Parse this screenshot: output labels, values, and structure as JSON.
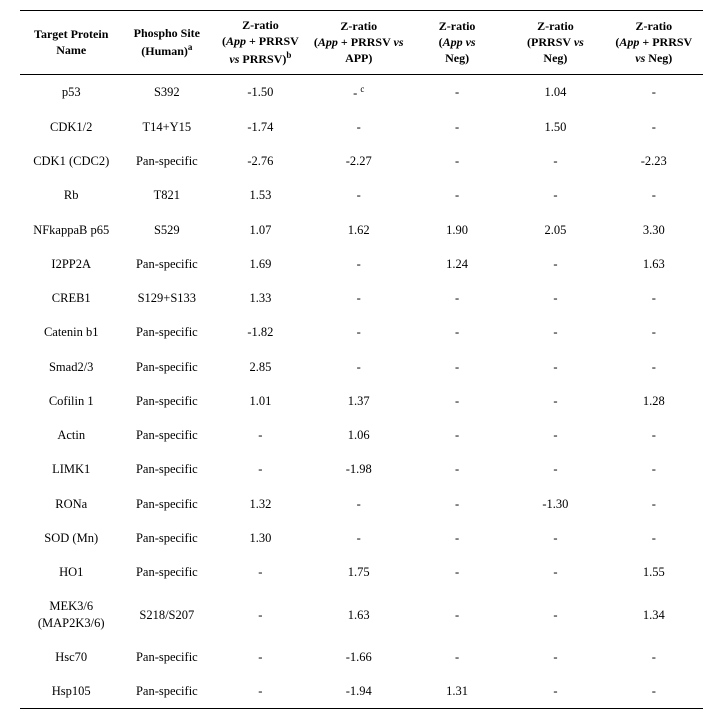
{
  "headers": {
    "protein": "Target Protein Name",
    "site_line1": "Phospho Site",
    "site_line2_prefix": "(Human)",
    "site_sup": "a",
    "z1_line1": "Z-ratio",
    "z1_line2": "(",
    "z1_italic1": "App",
    "z1_mid": " + PRRSV",
    "z1_line3_italic": "vs",
    "z1_line3_rest": "  PRRSV)",
    "z1_sup": "b",
    "z2_line1": "Z-ratio",
    "z2_line2": "(",
    "z2_italic1": "App",
    "z2_mid": " + PRRSV ",
    "z2_italic2": "vs",
    "z2_line3": "APP)",
    "z3_line1": "Z-ratio",
    "z3_line2": "(",
    "z3_italic1": "App vs",
    "z3_line3": "Neg)",
    "z4_line1": "Z-ratio",
    "z4_line2": "(PRRSV ",
    "z4_italic": "vs",
    "z4_line3": "Neg)",
    "z5_line1": "Z-ratio",
    "z5_line2": "(",
    "z5_italic1": "App",
    "z5_mid": " + PRRSV",
    "z5_line3_italic": "vs",
    "z5_line3_rest": " Neg)"
  },
  "rows": [
    {
      "protein": "p53",
      "site": "S392",
      "z1": "-1.50",
      "z2": "-",
      "z2_sup": "c",
      "z3": "-",
      "z4": "1.04",
      "z5": "-"
    },
    {
      "protein": "CDK1/2",
      "site": "T14+Y15",
      "z1": "-1.74",
      "z2": "-",
      "z3": "-",
      "z4": "1.50",
      "z5": "-"
    },
    {
      "protein": "CDK1 (CDC2)",
      "site": "Pan-specific",
      "z1": "-2.76",
      "z2": "-2.27",
      "z3": "-",
      "z4": "-",
      "z5": "-2.23"
    },
    {
      "protein": "Rb",
      "site": "T821",
      "z1": "1.53",
      "z2": "-",
      "z3": "-",
      "z4": "-",
      "z5": "-"
    },
    {
      "protein": "NFkappaB p65",
      "site": "S529",
      "z1": "1.07",
      "z2": "1.62",
      "z3": "1.90",
      "z4": "2.05",
      "z5": "3.30"
    },
    {
      "protein": "I2PP2A",
      "site": "Pan-specific",
      "z1": "1.69",
      "z2": "-",
      "z3": "1.24",
      "z4": "-",
      "z5": "1.63"
    },
    {
      "protein": "CREB1",
      "site": "S129+S133",
      "z1": "1.33",
      "z2": "-",
      "z3": "-",
      "z4": "-",
      "z5": "-"
    },
    {
      "protein": "Catenin b1",
      "site": "Pan-specific",
      "z1": "-1.82",
      "z2": "-",
      "z3": "-",
      "z4": "-",
      "z5": "-"
    },
    {
      "protein": "Smad2/3",
      "site": "Pan-specific",
      "z1": "2.85",
      "z2": "-",
      "z3": "-",
      "z4": "-",
      "z5": "-"
    },
    {
      "protein": "Cofilin 1",
      "site": "Pan-specific",
      "z1": "1.01",
      "z2": "1.37",
      "z3": "-",
      "z4": "-",
      "z5": "1.28"
    },
    {
      "protein": "Actin",
      "site": "Pan-specific",
      "z1": "-",
      "z2": "1.06",
      "z3": "-",
      "z4": "-",
      "z5": "-"
    },
    {
      "protein": "LIMK1",
      "site": "Pan-specific",
      "z1": "-",
      "z2": "-1.98",
      "z3": "-",
      "z4": "-",
      "z5": "-"
    },
    {
      "protein": "RONa",
      "site": "Pan-specific",
      "z1": "1.32",
      "z2": "-",
      "z3": "-",
      "z4": "-1.30",
      "z5": "-"
    },
    {
      "protein": "SOD (Mn)",
      "site": "Pan-specific",
      "z1": "1.30",
      "z2": "-",
      "z3": "-",
      "z4": "-",
      "z5": "-"
    },
    {
      "protein": "HO1",
      "site": "Pan-specific",
      "z1": "-",
      "z2": "1.75",
      "z3": "-",
      "z4": "-",
      "z5": "1.55"
    },
    {
      "protein_line1": "MEK3/6",
      "protein_line2": "(MAP2K3/6)",
      "site": "S218/S207",
      "z1": "-",
      "z2": "1.63",
      "z3": "-",
      "z4": "-",
      "z5": "1.34"
    },
    {
      "protein": "Hsc70",
      "site": "Pan-specific",
      "z1": "-",
      "z2": "-1.66",
      "z3": "-",
      "z4": "-",
      "z5": "-"
    },
    {
      "protein": "Hsp105",
      "site": "Pan-specific",
      "z1": "-",
      "z2": "-1.94",
      "z3": "1.31",
      "z4": "-",
      "z5": "-"
    }
  ]
}
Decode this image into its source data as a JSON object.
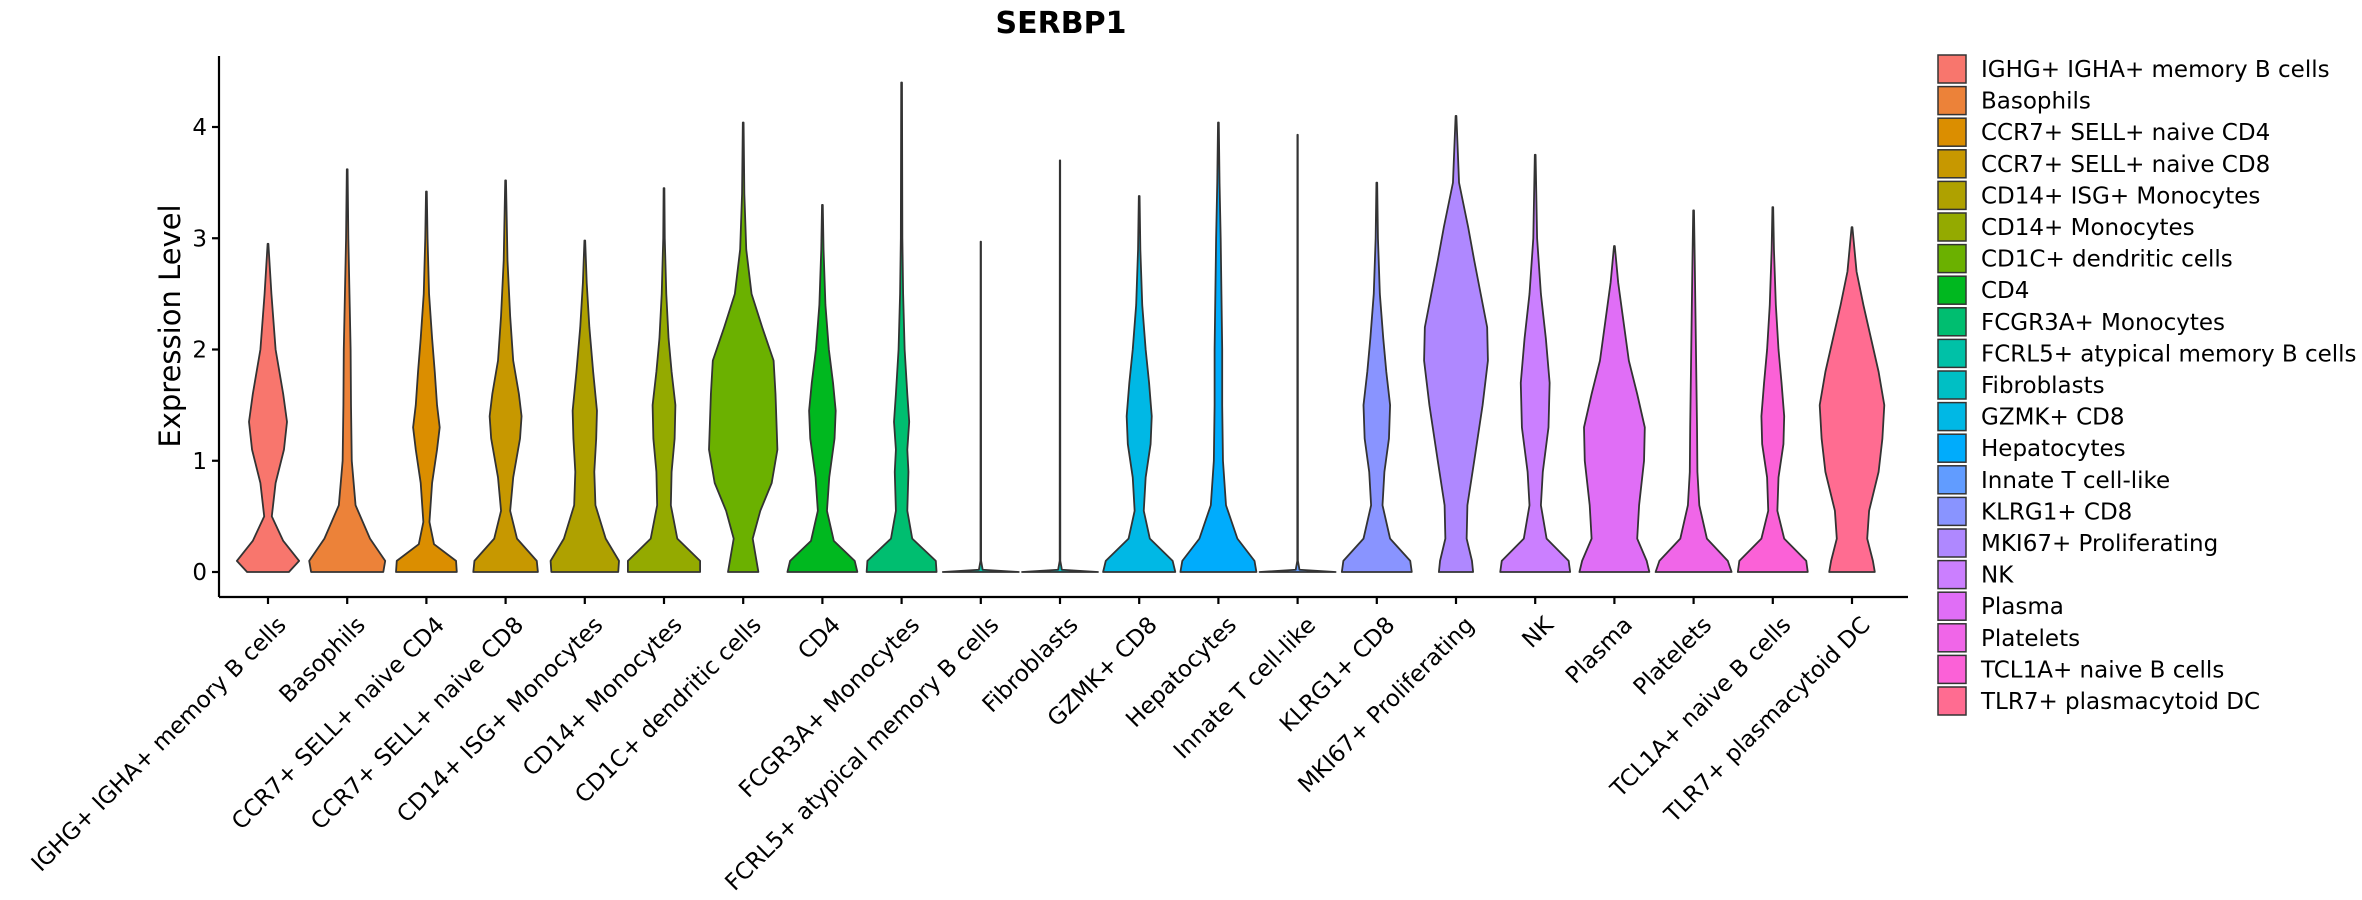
{
  "chart_data": {
    "type": "violin",
    "title": "SERBP1",
    "ylabel": "Expression Level",
    "xlabel": "",
    "ylim": [
      -0.22,
      4.65
    ],
    "yticks": [
      0,
      1,
      2,
      3,
      4
    ],
    "grid": false,
    "legend_position": "right",
    "series": [
      {
        "name": " IGHG+ IGHA+ memory B cells",
        "tick_label": "IGHG+ IGHA+ memory B cells",
        "color": "#F8766D",
        "max": 2.95,
        "density": [
          [
            0,
            0.55
          ],
          [
            0.1,
            0.82
          ],
          [
            0.28,
            0.4
          ],
          [
            0.5,
            0.1
          ],
          [
            0.8,
            0.2
          ],
          [
            1.1,
            0.42
          ],
          [
            1.35,
            0.5
          ],
          [
            1.6,
            0.4
          ],
          [
            2.0,
            0.2
          ],
          [
            2.5,
            0.09
          ],
          [
            2.95,
            0.01
          ]
        ]
      },
      {
        "name": "Basophils",
        "tick_label": "Basophils",
        "color": "#EC8239",
        "max": 3.62,
        "density": [
          [
            0,
            0.95
          ],
          [
            0.1,
            1.0
          ],
          [
            0.3,
            0.6
          ],
          [
            0.6,
            0.22
          ],
          [
            1.0,
            0.12
          ],
          [
            1.5,
            0.1
          ],
          [
            2.0,
            0.09
          ],
          [
            2.5,
            0.06
          ],
          [
            3.0,
            0.03
          ],
          [
            3.62,
            0.01
          ]
        ]
      },
      {
        "name": "CCR7+ SELL+ naive CD4",
        "tick_label": "CCR7+ SELL+ naive CD4",
        "color": "#DB8E00",
        "max": 3.42,
        "density": [
          [
            0,
            0.8
          ],
          [
            0.1,
            0.78
          ],
          [
            0.25,
            0.2
          ],
          [
            0.45,
            0.08
          ],
          [
            0.8,
            0.15
          ],
          [
            1.1,
            0.28
          ],
          [
            1.3,
            0.35
          ],
          [
            1.5,
            0.28
          ],
          [
            1.8,
            0.22
          ],
          [
            2.1,
            0.15
          ],
          [
            2.5,
            0.07
          ],
          [
            3.0,
            0.03
          ],
          [
            3.42,
            0.01
          ]
        ]
      },
      {
        "name": "CCR7+ SELL+ naive CD8",
        "tick_label": "CCR7+ SELL+ naive CD8",
        "color": "#C79800",
        "max": 3.52,
        "density": [
          [
            0,
            0.85
          ],
          [
            0.1,
            0.82
          ],
          [
            0.3,
            0.3
          ],
          [
            0.55,
            0.12
          ],
          [
            0.85,
            0.2
          ],
          [
            1.2,
            0.38
          ],
          [
            1.4,
            0.42
          ],
          [
            1.6,
            0.35
          ],
          [
            1.9,
            0.2
          ],
          [
            2.3,
            0.12
          ],
          [
            2.8,
            0.05
          ],
          [
            3.52,
            0.01
          ]
        ]
      },
      {
        "name": "CD14+ ISG+ Monocytes",
        "tick_label": "CD14+ ISG+ Monocytes",
        "color": "#AFA100",
        "max": 2.98,
        "density": [
          [
            0,
            0.88
          ],
          [
            0.1,
            0.9
          ],
          [
            0.3,
            0.55
          ],
          [
            0.6,
            0.28
          ],
          [
            0.9,
            0.25
          ],
          [
            1.2,
            0.3
          ],
          [
            1.45,
            0.32
          ],
          [
            1.8,
            0.22
          ],
          [
            2.2,
            0.12
          ],
          [
            2.6,
            0.05
          ],
          [
            2.98,
            0.01
          ]
        ]
      },
      {
        "name": "CD14+ Monocytes",
        "tick_label": "CD14+ Monocytes",
        "color": "#94AA00",
        "max": 3.45,
        "density": [
          [
            0,
            0.95
          ],
          [
            0.1,
            0.95
          ],
          [
            0.3,
            0.35
          ],
          [
            0.6,
            0.18
          ],
          [
            0.9,
            0.2
          ],
          [
            1.2,
            0.28
          ],
          [
            1.5,
            0.3
          ],
          [
            1.8,
            0.2
          ],
          [
            2.1,
            0.12
          ],
          [
            2.5,
            0.06
          ],
          [
            3.0,
            0.02
          ],
          [
            3.45,
            0.01
          ]
        ]
      },
      {
        "name": "CD1C+ dendritic cells",
        "tick_label": "CD1C+ dendritic cells",
        "color": "#6BB100",
        "max": 4.04,
        "density": [
          [
            0,
            0.4
          ],
          [
            0.1,
            0.35
          ],
          [
            0.3,
            0.25
          ],
          [
            0.55,
            0.45
          ],
          [
            0.8,
            0.75
          ],
          [
            1.1,
            0.9
          ],
          [
            1.3,
            0.88
          ],
          [
            1.6,
            0.85
          ],
          [
            1.9,
            0.8
          ],
          [
            2.2,
            0.5
          ],
          [
            2.5,
            0.22
          ],
          [
            2.9,
            0.08
          ],
          [
            3.4,
            0.03
          ],
          [
            4.04,
            0.01
          ]
        ]
      },
      {
        "name": "CD4",
        "tick_label": "CD4",
        "color": "#00B81F",
        "max": 3.3,
        "density": [
          [
            0,
            0.92
          ],
          [
            0.1,
            0.85
          ],
          [
            0.28,
            0.3
          ],
          [
            0.55,
            0.12
          ],
          [
            0.85,
            0.18
          ],
          [
            1.2,
            0.32
          ],
          [
            1.45,
            0.35
          ],
          [
            1.7,
            0.28
          ],
          [
            2.0,
            0.17
          ],
          [
            2.4,
            0.08
          ],
          [
            2.9,
            0.03
          ],
          [
            3.3,
            0.01
          ]
        ]
      },
      {
        "name": "FCGR3A+ Monocytes",
        "tick_label": "FCGR3A+ Monocytes",
        "color": "#00BE70",
        "max": 4.4,
        "density": [
          [
            0,
            0.92
          ],
          [
            0.1,
            0.9
          ],
          [
            0.3,
            0.28
          ],
          [
            0.55,
            0.15
          ],
          [
            0.9,
            0.18
          ],
          [
            1.1,
            0.15
          ],
          [
            1.35,
            0.2
          ],
          [
            1.6,
            0.15
          ],
          [
            2.0,
            0.08
          ],
          [
            2.5,
            0.04
          ],
          [
            3.0,
            0.02
          ],
          [
            4.4,
            0.01
          ]
        ]
      },
      {
        "name": "FCRL5+ atypical memory B cells",
        "tick_label": "FCRL5+ atypical memory B cells",
        "color": "#00C1A7",
        "max": 2.97,
        "density": [
          [
            0,
            1.0
          ],
          [
            0.02,
            0.05
          ],
          [
            0.1,
            0.008
          ],
          [
            2.97,
            0.005
          ]
        ]
      },
      {
        "name": "Fibroblasts",
        "tick_label": "Fibroblasts",
        "color": "#00BFC4",
        "max": 3.7,
        "density": [
          [
            0,
            1.0
          ],
          [
            0.02,
            0.05
          ],
          [
            0.1,
            0.008
          ],
          [
            3.7,
            0.005
          ]
        ]
      },
      {
        "name": "GZMK+ CD8",
        "tick_label": "GZMK+ CD8",
        "color": "#00B8E5",
        "max": 3.38,
        "density": [
          [
            0,
            0.95
          ],
          [
            0.1,
            0.88
          ],
          [
            0.3,
            0.28
          ],
          [
            0.55,
            0.12
          ],
          [
            0.85,
            0.17
          ],
          [
            1.15,
            0.3
          ],
          [
            1.4,
            0.33
          ],
          [
            1.7,
            0.26
          ],
          [
            2.0,
            0.17
          ],
          [
            2.4,
            0.08
          ],
          [
            2.9,
            0.03
          ],
          [
            3.38,
            0.01
          ]
        ]
      },
      {
        "name": "Hepatocytes",
        "tick_label": "Hepatocytes",
        "color": "#00ACFC",
        "max": 4.04,
        "density": [
          [
            0,
            1.0
          ],
          [
            0.1,
            0.95
          ],
          [
            0.3,
            0.5
          ],
          [
            0.6,
            0.2
          ],
          [
            1.0,
            0.12
          ],
          [
            1.5,
            0.1
          ],
          [
            2.0,
            0.1
          ],
          [
            2.5,
            0.08
          ],
          [
            3.0,
            0.06
          ],
          [
            3.5,
            0.03
          ],
          [
            4.04,
            0.01
          ]
        ]
      },
      {
        "name": "Innate T cell-like",
        "tick_label": "Innate T cell-like",
        "color": "#619CFF",
        "max": 3.93,
        "density": [
          [
            0,
            1.0
          ],
          [
            0.02,
            0.05
          ],
          [
            0.1,
            0.008
          ],
          [
            3.93,
            0.005
          ]
        ]
      },
      {
        "name": "KLRG1+ CD8",
        "tick_label": "KLRG1+ CD8",
        "color": "#8994FF",
        "max": 3.5,
        "density": [
          [
            0,
            0.92
          ],
          [
            0.1,
            0.88
          ],
          [
            0.3,
            0.35
          ],
          [
            0.6,
            0.15
          ],
          [
            0.9,
            0.2
          ],
          [
            1.2,
            0.32
          ],
          [
            1.5,
            0.35
          ],
          [
            1.8,
            0.25
          ],
          [
            2.1,
            0.17
          ],
          [
            2.5,
            0.08
          ],
          [
            3.0,
            0.03
          ],
          [
            3.5,
            0.01
          ]
        ]
      },
      {
        "name": "MKI67+ Proliferating",
        "tick_label": "MKI67+ Proliferating",
        "color": "#AF88FF",
        "max": 4.1,
        "density": [
          [
            0,
            0.45
          ],
          [
            0.1,
            0.42
          ],
          [
            0.3,
            0.28
          ],
          [
            0.6,
            0.3
          ],
          [
            1.0,
            0.48
          ],
          [
            1.5,
            0.7
          ],
          [
            1.9,
            0.84
          ],
          [
            2.2,
            0.82
          ],
          [
            2.5,
            0.65
          ],
          [
            2.8,
            0.48
          ],
          [
            3.1,
            0.32
          ],
          [
            3.5,
            0.08
          ],
          [
            4.1,
            0.01
          ]
        ]
      },
      {
        "name": "NK",
        "tick_label": "NK",
        "color": "#CB7FFF",
        "max": 3.75,
        "density": [
          [
            0,
            0.92
          ],
          [
            0.1,
            0.88
          ],
          [
            0.3,
            0.3
          ],
          [
            0.6,
            0.15
          ],
          [
            0.9,
            0.2
          ],
          [
            1.3,
            0.35
          ],
          [
            1.7,
            0.38
          ],
          [
            2.1,
            0.28
          ],
          [
            2.5,
            0.15
          ],
          [
            3.0,
            0.05
          ],
          [
            3.75,
            0.01
          ]
        ]
      },
      {
        "name": "Plasma",
        "tick_label": "Plasma",
        "color": "#E06EF6",
        "max": 2.93,
        "density": [
          [
            0,
            0.92
          ],
          [
            0.1,
            0.85
          ],
          [
            0.3,
            0.6
          ],
          [
            0.6,
            0.65
          ],
          [
            1.0,
            0.78
          ],
          [
            1.3,
            0.8
          ],
          [
            1.6,
            0.6
          ],
          [
            1.9,
            0.38
          ],
          [
            2.3,
            0.22
          ],
          [
            2.6,
            0.1
          ],
          [
            2.93,
            0.01
          ]
        ]
      },
      {
        "name": "Platelets",
        "tick_label": "Platelets",
        "color": "#F066E8",
        "max": 3.25,
        "density": [
          [
            0,
            1.0
          ],
          [
            0.1,
            0.9
          ],
          [
            0.3,
            0.35
          ],
          [
            0.6,
            0.15
          ],
          [
            0.9,
            0.1
          ],
          [
            1.3,
            0.09
          ],
          [
            1.8,
            0.07
          ],
          [
            2.3,
            0.05
          ],
          [
            2.8,
            0.03
          ],
          [
            3.25,
            0.01
          ]
        ]
      },
      {
        "name": "TCL1A+ naive B cells",
        "tick_label": "TCL1A+ naive B cells",
        "color": "#FB61D7",
        "max": 3.28,
        "density": [
          [
            0,
            0.92
          ],
          [
            0.1,
            0.88
          ],
          [
            0.3,
            0.3
          ],
          [
            0.55,
            0.12
          ],
          [
            0.85,
            0.15
          ],
          [
            1.15,
            0.28
          ],
          [
            1.4,
            0.3
          ],
          [
            1.7,
            0.23
          ],
          [
            2.0,
            0.15
          ],
          [
            2.4,
            0.08
          ],
          [
            2.9,
            0.03
          ],
          [
            3.28,
            0.01
          ]
        ]
      },
      {
        "name": "TLR7+ plasmacytoid DC",
        "tick_label": "TLR7+ plasmacytoid DC",
        "color": "#FF6C91",
        "max": 3.1,
        "density": [
          [
            0,
            0.6
          ],
          [
            0.1,
            0.55
          ],
          [
            0.3,
            0.4
          ],
          [
            0.55,
            0.45
          ],
          [
            0.9,
            0.7
          ],
          [
            1.2,
            0.8
          ],
          [
            1.5,
            0.85
          ],
          [
            1.8,
            0.7
          ],
          [
            2.1,
            0.5
          ],
          [
            2.4,
            0.3
          ],
          [
            2.7,
            0.12
          ],
          [
            3.1,
            0.01
          ]
        ]
      }
    ]
  }
}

——————

◆ What this task involves ◆
Return from the data every line that holds "naive".

◆ Written answer ◆
        "name": "CCR7+ SELL+ naive CD4",
        "tick_label": "CCR7+ SELL+ naive CD4",
        "name": "CCR7+ SELL+ naive CD8",
        "tick_label": "CCR7+ SELL+ naive CD8",
        "name": "TCL1A+ naive B cells",
        "tick_label": "TCL1A+ naive B cells",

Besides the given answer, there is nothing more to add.